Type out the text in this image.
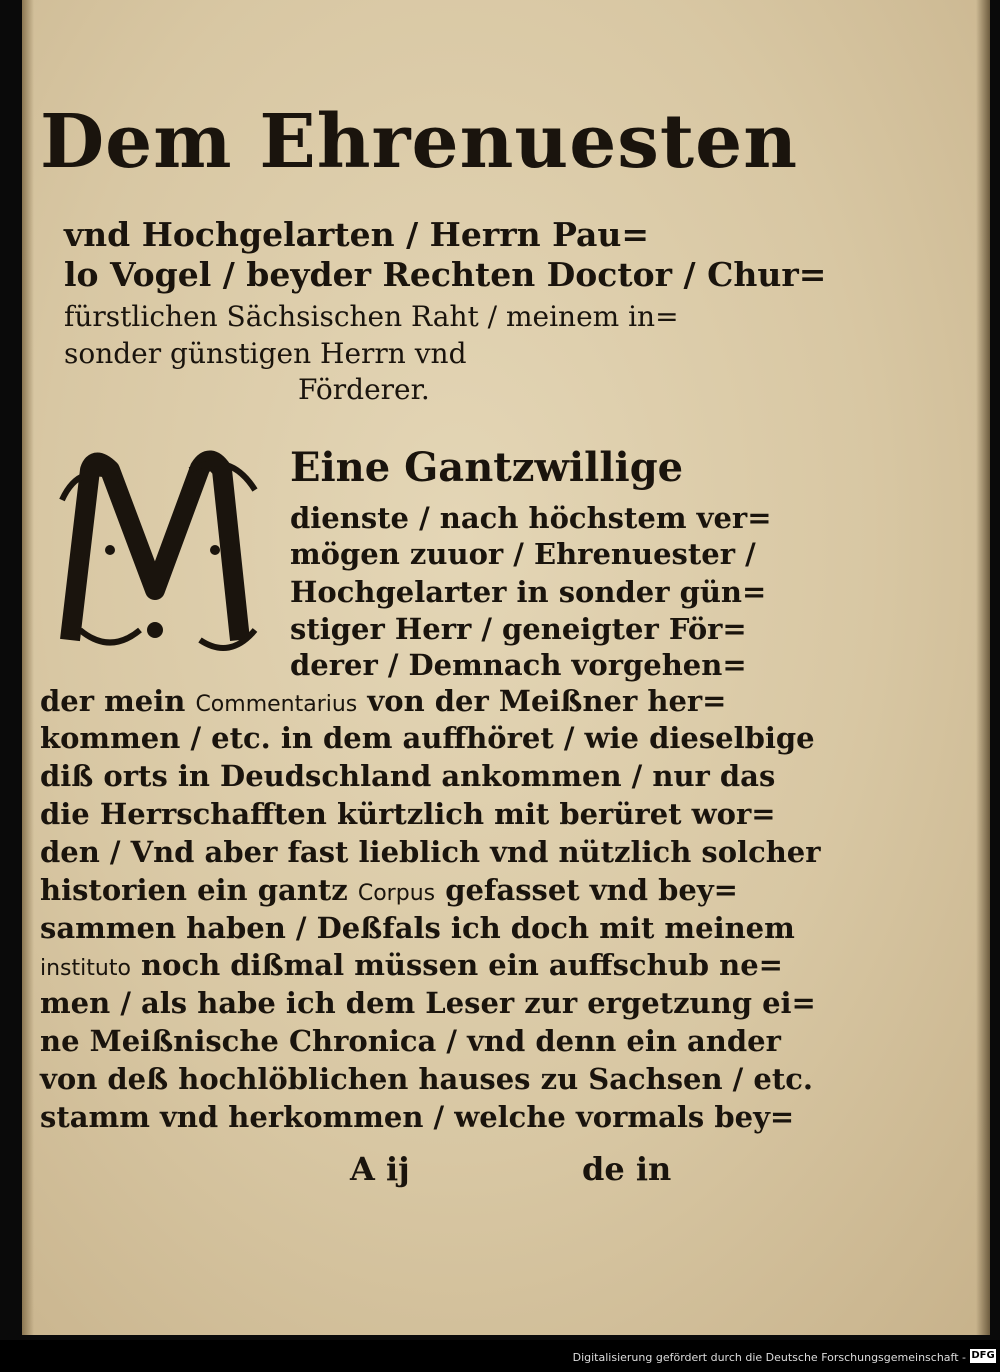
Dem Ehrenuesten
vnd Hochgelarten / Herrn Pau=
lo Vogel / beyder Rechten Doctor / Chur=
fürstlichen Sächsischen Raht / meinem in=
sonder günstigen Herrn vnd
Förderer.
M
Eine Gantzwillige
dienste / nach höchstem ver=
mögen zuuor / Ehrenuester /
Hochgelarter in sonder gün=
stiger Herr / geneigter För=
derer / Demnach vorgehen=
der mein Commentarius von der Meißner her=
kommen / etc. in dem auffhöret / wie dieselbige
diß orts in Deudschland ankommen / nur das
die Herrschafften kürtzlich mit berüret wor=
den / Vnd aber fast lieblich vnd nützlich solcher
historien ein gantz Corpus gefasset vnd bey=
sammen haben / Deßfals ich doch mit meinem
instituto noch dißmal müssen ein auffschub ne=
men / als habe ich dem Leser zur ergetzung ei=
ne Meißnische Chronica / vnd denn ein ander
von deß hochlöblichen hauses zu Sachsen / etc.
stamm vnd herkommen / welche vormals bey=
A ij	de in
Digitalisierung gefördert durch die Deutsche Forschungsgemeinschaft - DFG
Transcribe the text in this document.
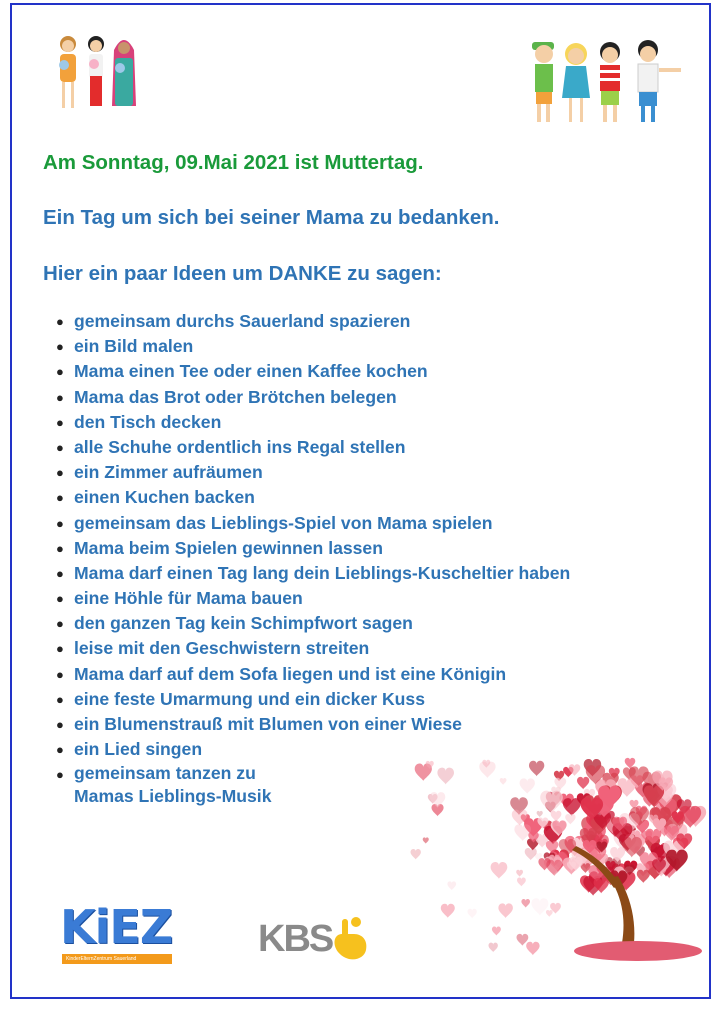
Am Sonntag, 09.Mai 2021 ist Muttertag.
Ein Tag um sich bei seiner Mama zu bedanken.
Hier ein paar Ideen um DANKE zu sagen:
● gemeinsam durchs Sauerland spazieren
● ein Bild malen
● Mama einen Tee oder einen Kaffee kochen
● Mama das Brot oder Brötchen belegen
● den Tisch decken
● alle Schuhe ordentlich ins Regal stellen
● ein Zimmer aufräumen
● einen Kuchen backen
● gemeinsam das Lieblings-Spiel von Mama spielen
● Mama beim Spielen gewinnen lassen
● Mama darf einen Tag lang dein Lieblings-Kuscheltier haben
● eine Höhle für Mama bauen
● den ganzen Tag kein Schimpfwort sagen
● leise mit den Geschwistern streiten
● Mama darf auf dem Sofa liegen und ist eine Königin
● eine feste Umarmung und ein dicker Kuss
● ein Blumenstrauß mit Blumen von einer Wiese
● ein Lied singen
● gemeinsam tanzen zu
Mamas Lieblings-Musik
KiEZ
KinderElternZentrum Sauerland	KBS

Given instruction
Identify each line of the material where the word "sagen" shows up, and copy it.

Response for this exercise
Hier ein paar Ideen um DANKE zu sagen:
● den ganzen Tag kein Schimpfwort sagen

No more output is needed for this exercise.